* START RECORD EXTRACTS *
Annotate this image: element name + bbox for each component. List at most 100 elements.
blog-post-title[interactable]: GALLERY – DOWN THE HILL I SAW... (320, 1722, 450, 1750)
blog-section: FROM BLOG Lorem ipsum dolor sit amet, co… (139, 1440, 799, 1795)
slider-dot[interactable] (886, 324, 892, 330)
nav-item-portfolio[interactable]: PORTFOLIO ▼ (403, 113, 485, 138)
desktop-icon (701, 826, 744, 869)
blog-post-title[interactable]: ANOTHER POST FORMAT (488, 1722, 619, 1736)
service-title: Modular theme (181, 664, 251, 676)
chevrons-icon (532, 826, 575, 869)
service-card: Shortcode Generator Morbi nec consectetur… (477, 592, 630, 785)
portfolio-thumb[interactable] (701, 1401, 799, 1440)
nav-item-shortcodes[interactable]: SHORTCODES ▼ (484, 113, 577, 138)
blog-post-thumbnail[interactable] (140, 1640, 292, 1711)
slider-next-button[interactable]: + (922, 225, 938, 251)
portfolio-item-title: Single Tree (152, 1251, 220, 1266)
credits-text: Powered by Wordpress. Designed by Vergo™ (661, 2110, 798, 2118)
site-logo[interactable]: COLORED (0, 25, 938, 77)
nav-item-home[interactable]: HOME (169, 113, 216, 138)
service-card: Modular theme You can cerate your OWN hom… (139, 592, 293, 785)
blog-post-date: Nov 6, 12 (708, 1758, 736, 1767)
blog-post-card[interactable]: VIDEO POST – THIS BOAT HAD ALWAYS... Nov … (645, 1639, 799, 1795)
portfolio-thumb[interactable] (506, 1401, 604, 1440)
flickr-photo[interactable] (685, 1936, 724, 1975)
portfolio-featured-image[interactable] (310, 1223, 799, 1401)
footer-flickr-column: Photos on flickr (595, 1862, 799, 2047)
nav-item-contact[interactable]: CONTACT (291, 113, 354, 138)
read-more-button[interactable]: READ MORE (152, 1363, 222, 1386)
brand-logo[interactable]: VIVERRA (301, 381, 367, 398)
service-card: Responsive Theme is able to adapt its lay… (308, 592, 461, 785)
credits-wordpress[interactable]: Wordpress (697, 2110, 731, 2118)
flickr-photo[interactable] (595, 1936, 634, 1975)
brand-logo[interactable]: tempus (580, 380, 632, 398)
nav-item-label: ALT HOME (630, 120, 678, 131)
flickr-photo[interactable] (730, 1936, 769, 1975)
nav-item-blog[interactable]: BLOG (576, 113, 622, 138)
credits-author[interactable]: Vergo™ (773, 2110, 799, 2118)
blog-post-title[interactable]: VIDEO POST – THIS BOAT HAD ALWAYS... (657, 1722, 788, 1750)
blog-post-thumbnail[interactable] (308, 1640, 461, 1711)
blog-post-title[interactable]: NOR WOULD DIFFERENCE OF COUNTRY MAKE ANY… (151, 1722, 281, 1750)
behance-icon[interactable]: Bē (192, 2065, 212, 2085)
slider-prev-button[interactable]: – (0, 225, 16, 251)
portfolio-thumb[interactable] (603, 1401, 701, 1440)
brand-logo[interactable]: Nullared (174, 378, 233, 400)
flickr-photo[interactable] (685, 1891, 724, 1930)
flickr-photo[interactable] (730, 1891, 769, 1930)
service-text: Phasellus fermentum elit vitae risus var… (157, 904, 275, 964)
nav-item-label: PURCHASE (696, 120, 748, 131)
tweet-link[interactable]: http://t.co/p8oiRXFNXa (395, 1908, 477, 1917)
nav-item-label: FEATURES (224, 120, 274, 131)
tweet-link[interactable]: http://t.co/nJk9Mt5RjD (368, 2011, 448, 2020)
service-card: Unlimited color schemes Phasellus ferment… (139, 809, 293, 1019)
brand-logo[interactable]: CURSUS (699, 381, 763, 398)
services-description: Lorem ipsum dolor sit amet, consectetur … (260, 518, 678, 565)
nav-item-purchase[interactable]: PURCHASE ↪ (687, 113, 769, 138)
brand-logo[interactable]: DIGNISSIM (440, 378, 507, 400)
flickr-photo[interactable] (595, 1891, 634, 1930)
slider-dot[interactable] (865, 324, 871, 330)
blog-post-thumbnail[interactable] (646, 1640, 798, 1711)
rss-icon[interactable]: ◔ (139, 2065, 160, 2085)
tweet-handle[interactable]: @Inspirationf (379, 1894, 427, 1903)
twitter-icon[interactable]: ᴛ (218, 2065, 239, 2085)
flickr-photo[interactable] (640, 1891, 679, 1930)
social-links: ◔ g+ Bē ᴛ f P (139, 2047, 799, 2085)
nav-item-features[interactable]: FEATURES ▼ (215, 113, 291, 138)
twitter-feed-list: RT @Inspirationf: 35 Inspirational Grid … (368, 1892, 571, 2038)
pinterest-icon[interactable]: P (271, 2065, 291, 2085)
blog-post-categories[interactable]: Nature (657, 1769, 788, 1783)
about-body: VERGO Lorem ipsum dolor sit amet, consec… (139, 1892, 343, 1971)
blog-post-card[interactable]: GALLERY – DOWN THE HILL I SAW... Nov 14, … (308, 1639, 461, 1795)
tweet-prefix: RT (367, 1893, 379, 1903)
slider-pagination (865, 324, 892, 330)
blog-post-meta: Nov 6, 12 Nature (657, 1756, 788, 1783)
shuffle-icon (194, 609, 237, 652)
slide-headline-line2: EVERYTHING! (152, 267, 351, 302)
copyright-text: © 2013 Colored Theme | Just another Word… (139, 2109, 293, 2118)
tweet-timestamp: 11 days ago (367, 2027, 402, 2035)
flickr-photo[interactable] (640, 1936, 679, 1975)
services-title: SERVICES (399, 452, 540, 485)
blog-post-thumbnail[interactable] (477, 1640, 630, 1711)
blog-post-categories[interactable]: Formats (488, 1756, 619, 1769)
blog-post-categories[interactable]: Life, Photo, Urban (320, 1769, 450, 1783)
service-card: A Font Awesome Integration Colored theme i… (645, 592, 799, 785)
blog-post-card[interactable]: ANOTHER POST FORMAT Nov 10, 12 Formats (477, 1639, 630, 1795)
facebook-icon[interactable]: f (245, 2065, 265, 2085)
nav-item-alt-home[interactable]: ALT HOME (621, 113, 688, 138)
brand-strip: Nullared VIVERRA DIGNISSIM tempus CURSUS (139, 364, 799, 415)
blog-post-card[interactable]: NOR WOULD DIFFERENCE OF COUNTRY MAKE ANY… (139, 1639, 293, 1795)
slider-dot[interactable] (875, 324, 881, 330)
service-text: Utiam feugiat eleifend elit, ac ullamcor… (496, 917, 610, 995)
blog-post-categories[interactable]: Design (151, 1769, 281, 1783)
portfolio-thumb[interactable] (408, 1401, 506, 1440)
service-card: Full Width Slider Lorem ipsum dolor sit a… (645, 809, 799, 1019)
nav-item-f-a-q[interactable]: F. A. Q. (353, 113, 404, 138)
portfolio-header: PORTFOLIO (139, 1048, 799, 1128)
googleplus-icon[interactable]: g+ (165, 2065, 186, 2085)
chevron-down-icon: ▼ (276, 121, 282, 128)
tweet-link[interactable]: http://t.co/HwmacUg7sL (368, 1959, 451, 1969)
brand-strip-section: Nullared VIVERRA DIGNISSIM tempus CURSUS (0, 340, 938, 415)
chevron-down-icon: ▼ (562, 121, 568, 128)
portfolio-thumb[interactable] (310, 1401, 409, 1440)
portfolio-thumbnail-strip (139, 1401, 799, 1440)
* END RECORD EXTRACTS *
PROBLEM DETAILS: Reproduce the material word for word, beginning at its first line and stopping after the line that contains "service-card: Modular theme".

ANSWER TO THE TASK:
Annotate this image: element name + bbox for each component. List at most 100 elements.
blog-post-title[interactable]: GALLERY – DOWN THE HILL I SAW... (320, 1722, 450, 1750)
blog-section: FROM BLOG Lorem ipsum dolor sit amet, co… (139, 1440, 799, 1795)
slider-dot[interactable] (886, 324, 892, 330)
nav-item-portfolio[interactable]: PORTFOLIO ▼ (403, 113, 485, 138)
desktop-icon (701, 826, 744, 869)
blog-post-title[interactable]: ANOTHER POST FORMAT (488, 1722, 619, 1736)
service-title: Modular theme (181, 664, 251, 676)
chevrons-icon (532, 826, 575, 869)
service-card: Shortcode Generator Morbi nec consectetur… (477, 592, 630, 785)
portfolio-thumb[interactable] (701, 1401, 799, 1440)
nav-item-shortcodes[interactable]: SHORTCODES ▼ (484, 113, 577, 138)
blog-post-thumbnail[interactable] (140, 1640, 292, 1711)
slider-next-button[interactable]: + (922, 225, 938, 251)
portfolio-item-title: Single Tree (152, 1251, 220, 1266)
credits-text: Powered by Wordpress. Designed by Vergo™ (661, 2110, 798, 2118)
site-logo[interactable]: COLORED (0, 25, 938, 77)
nav-item-home[interactable]: HOME (169, 113, 216, 138)
service-card: Modular theme You can cerate your OWN hom… (139, 592, 293, 785)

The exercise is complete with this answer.